* Written request
Reproduce the items below unchanged, from the first line through the line containing "450, 927, 490]", including that line.

★ ★ ★ ★

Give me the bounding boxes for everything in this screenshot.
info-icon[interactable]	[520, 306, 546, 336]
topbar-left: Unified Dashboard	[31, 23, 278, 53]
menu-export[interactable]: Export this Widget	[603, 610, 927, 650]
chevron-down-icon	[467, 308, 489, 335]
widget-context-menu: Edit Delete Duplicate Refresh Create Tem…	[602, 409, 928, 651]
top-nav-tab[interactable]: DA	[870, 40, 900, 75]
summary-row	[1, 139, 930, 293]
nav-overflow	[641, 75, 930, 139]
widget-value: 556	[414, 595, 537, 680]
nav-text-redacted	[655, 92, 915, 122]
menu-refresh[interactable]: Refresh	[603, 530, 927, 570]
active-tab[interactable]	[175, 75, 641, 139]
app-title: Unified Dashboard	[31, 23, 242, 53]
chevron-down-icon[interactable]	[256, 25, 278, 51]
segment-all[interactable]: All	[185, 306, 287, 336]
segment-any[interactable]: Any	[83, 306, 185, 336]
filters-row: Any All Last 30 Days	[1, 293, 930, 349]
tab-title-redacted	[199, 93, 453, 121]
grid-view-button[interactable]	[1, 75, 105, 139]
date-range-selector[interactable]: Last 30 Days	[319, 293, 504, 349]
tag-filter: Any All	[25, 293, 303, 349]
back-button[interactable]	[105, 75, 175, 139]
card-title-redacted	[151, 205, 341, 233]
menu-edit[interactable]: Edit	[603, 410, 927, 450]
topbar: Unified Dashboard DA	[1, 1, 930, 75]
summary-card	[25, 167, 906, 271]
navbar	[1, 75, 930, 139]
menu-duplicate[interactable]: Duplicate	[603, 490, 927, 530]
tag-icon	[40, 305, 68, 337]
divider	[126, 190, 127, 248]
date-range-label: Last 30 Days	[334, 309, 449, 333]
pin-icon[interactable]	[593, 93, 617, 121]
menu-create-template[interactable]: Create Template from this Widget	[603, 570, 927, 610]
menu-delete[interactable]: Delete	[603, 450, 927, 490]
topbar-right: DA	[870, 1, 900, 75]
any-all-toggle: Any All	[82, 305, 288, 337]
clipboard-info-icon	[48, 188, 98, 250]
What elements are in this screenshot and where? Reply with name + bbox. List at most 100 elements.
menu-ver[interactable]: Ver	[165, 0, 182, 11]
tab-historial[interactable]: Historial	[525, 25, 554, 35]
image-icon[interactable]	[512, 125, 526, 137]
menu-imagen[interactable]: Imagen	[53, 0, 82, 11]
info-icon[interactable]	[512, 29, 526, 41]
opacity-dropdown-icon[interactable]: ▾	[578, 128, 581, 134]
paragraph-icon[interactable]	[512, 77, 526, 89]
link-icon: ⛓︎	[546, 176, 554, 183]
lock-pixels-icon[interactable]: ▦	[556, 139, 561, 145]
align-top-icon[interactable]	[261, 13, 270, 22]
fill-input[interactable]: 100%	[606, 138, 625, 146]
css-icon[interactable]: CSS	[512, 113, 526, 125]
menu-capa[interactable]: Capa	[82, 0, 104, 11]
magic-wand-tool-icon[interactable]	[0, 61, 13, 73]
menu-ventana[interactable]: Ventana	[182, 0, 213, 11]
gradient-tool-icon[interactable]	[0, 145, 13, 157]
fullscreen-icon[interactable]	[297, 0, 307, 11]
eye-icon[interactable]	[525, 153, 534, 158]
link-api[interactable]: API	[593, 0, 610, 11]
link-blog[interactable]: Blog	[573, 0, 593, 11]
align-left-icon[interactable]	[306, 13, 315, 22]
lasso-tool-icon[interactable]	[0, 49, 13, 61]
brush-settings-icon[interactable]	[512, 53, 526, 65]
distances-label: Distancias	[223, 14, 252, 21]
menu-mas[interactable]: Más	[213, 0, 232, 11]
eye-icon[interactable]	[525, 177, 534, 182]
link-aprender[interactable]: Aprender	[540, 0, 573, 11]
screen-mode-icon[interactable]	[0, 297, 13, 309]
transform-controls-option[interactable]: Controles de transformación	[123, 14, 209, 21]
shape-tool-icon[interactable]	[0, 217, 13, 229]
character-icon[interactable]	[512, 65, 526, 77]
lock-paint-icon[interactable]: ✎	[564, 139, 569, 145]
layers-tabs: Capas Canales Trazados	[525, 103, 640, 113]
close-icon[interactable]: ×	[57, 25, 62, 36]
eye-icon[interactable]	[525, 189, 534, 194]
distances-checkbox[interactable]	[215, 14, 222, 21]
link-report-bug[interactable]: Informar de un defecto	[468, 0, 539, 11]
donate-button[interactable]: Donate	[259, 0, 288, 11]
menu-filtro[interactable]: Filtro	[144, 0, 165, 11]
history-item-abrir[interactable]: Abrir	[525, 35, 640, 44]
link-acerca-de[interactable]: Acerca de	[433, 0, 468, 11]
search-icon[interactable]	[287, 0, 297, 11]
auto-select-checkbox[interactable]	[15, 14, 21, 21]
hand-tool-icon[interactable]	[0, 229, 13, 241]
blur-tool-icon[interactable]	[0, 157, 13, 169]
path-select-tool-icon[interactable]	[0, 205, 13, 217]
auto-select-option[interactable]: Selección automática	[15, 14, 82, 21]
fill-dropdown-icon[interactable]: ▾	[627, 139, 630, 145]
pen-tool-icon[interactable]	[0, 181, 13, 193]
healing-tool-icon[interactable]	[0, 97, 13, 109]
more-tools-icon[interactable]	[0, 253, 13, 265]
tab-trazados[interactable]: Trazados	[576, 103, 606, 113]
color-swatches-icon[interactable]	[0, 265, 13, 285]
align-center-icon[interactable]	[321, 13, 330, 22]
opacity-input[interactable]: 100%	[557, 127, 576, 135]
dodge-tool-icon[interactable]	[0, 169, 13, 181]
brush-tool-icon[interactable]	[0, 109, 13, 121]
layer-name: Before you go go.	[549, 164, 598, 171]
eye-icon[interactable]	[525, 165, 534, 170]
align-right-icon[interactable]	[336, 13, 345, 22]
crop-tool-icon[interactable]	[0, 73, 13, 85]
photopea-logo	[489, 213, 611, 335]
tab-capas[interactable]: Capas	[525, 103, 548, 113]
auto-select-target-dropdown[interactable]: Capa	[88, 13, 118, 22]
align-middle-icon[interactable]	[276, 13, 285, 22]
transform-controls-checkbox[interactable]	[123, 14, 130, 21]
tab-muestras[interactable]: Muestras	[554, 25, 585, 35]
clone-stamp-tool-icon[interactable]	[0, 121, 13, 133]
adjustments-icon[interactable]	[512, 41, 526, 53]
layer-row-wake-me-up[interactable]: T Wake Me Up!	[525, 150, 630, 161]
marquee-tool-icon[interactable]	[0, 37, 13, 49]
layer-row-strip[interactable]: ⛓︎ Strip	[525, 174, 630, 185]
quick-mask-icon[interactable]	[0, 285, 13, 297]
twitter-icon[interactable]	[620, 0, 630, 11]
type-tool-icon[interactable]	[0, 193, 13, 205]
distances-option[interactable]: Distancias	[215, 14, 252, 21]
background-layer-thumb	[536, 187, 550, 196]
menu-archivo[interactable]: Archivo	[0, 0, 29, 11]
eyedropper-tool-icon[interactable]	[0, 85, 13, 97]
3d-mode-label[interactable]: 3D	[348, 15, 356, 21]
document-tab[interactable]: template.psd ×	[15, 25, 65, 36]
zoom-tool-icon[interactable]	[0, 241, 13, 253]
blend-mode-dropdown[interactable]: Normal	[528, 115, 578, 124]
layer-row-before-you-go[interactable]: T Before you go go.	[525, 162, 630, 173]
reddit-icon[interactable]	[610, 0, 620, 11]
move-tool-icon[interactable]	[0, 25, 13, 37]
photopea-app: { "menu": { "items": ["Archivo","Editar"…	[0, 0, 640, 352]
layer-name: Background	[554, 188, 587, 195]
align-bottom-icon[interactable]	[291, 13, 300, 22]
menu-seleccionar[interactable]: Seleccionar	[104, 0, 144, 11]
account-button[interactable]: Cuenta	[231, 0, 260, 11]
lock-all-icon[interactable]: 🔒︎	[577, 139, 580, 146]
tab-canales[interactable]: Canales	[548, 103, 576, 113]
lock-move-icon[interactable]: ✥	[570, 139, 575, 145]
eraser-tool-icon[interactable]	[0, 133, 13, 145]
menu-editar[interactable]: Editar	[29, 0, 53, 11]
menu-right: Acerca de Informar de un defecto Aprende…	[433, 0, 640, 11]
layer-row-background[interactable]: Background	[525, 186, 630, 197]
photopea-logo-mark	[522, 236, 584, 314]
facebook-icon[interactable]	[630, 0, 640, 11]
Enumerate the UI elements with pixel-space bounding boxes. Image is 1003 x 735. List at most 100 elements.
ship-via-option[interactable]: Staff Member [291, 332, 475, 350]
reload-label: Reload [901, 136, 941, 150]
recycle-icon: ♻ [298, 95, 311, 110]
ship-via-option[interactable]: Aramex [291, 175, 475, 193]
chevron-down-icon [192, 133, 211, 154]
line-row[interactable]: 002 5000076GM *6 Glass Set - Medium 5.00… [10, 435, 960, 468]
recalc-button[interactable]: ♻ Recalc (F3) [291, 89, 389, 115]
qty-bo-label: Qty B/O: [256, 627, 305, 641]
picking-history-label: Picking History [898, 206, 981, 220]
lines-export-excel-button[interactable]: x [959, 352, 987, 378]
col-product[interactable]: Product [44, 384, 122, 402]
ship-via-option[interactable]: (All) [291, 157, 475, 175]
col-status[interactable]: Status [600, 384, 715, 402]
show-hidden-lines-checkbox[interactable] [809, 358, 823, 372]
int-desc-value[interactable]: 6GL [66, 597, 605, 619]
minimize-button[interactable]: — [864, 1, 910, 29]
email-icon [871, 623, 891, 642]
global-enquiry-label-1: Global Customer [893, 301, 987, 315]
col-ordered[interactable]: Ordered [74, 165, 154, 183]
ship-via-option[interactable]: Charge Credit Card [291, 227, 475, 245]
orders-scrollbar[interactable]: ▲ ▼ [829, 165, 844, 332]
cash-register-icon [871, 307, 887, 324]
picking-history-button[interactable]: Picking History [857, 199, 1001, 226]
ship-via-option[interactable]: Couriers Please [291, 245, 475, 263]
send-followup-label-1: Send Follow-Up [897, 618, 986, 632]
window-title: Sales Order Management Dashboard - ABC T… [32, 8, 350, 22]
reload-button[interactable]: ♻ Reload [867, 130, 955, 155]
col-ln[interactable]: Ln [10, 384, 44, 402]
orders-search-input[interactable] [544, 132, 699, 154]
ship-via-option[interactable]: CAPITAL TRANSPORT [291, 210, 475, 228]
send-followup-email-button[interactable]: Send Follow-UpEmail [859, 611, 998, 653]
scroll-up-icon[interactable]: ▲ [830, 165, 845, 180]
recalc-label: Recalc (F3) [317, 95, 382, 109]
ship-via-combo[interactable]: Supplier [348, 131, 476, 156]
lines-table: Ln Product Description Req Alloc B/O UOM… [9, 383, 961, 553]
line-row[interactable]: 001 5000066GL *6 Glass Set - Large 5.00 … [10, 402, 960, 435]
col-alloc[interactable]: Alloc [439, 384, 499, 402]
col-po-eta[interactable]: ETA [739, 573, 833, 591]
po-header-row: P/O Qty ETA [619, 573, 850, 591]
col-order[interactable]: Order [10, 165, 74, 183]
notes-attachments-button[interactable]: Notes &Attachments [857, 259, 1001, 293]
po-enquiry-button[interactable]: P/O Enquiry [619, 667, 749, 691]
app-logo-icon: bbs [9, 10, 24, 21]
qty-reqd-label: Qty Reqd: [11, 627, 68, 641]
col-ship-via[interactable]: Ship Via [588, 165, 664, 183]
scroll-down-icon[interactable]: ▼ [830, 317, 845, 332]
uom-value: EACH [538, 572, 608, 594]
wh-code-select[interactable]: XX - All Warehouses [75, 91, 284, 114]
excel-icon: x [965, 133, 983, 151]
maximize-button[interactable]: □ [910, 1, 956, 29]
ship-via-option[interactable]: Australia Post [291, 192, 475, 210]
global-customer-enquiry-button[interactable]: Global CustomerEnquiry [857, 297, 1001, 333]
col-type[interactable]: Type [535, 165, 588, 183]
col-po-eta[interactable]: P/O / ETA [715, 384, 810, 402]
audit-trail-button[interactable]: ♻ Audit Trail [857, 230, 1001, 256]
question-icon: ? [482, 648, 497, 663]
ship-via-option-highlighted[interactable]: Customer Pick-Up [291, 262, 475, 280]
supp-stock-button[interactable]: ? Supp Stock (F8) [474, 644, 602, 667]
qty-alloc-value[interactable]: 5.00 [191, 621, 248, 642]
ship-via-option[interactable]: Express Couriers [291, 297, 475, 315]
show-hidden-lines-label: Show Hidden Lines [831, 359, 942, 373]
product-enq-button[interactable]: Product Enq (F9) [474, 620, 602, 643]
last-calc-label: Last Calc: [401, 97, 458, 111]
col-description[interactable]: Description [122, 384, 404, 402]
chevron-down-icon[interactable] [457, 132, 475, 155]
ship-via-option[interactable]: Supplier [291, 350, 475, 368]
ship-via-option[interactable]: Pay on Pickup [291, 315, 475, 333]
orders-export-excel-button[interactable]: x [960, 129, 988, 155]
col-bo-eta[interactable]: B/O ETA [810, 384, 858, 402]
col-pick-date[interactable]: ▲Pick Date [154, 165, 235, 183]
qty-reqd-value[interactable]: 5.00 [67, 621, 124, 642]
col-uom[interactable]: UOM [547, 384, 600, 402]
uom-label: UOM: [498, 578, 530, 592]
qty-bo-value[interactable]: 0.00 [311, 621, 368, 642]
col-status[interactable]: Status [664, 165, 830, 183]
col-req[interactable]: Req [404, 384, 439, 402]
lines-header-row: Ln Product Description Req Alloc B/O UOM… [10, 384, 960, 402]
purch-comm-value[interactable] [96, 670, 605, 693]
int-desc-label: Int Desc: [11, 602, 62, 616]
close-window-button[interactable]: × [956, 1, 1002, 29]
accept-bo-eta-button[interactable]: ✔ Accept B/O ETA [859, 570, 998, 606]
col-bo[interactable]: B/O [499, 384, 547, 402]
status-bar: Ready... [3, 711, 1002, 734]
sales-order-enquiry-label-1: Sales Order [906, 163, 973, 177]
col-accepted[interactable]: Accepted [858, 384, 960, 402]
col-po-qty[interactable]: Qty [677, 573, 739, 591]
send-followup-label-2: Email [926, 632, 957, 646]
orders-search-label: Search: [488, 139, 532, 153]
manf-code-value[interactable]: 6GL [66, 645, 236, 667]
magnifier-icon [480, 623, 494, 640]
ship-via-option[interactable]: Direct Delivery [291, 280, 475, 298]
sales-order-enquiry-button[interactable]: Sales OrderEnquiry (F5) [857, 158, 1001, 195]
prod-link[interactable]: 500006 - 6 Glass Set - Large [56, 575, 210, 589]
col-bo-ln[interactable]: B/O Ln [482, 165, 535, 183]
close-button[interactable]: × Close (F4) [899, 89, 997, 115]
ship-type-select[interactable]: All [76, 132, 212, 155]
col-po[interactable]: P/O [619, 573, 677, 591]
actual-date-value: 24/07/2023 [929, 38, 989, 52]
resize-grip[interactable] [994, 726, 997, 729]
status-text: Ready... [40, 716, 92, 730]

★ ★ ★ ★

* Expected answer
Give me the bounding boxes for everything in this screenshot.
info-icon[interactable]	[520, 306, 546, 336]
topbar-left: Unified Dashboard	[31, 23, 278, 53]
menu-export[interactable]: Export this Widget	[603, 610, 927, 650]
chevron-down-icon	[467, 308, 489, 335]
widget-context-menu: Edit Delete Duplicate Refresh Create Tem…	[602, 409, 928, 651]
top-nav-tab[interactable]: DA	[870, 40, 900, 75]
summary-row	[1, 139, 930, 293]
nav-overflow	[641, 75, 930, 139]
widget-value: 556	[414, 595, 537, 680]
nav-text-redacted	[655, 92, 915, 122]
menu-refresh[interactable]: Refresh	[603, 530, 927, 570]
active-tab[interactable]	[175, 75, 641, 139]
app-title: Unified Dashboard	[31, 23, 242, 53]
chevron-down-icon[interactable]	[256, 25, 278, 51]
segment-all[interactable]: All	[185, 306, 287, 336]
segment-any[interactable]: Any	[83, 306, 185, 336]
filters-row: Any All Last 30 Days	[1, 293, 930, 349]
tab-title-redacted	[199, 93, 453, 121]
grid-view-button[interactable]	[1, 75, 105, 139]
date-range-selector[interactable]: Last 30 Days	[319, 293, 504, 349]
tag-filter: Any All	[25, 293, 303, 349]
back-button[interactable]	[105, 75, 175, 139]
card-title-redacted	[151, 205, 341, 233]
menu-edit[interactable]: Edit	[603, 410, 927, 450]
topbar: Unified Dashboard DA	[1, 1, 930, 75]
summary-card	[25, 167, 906, 271]
navbar	[1, 75, 930, 139]
menu-duplicate[interactable]: Duplicate	[603, 490, 927, 530]
tag-icon	[40, 305, 68, 337]
divider	[126, 190, 127, 248]
date-range-label: Last 30 Days	[334, 309, 449, 333]
pin-icon[interactable]	[593, 93, 617, 121]
menu-create-template[interactable]: Create Template from this Widget	[603, 570, 927, 610]
menu-delete[interactable]: Delete	[603, 450, 927, 490]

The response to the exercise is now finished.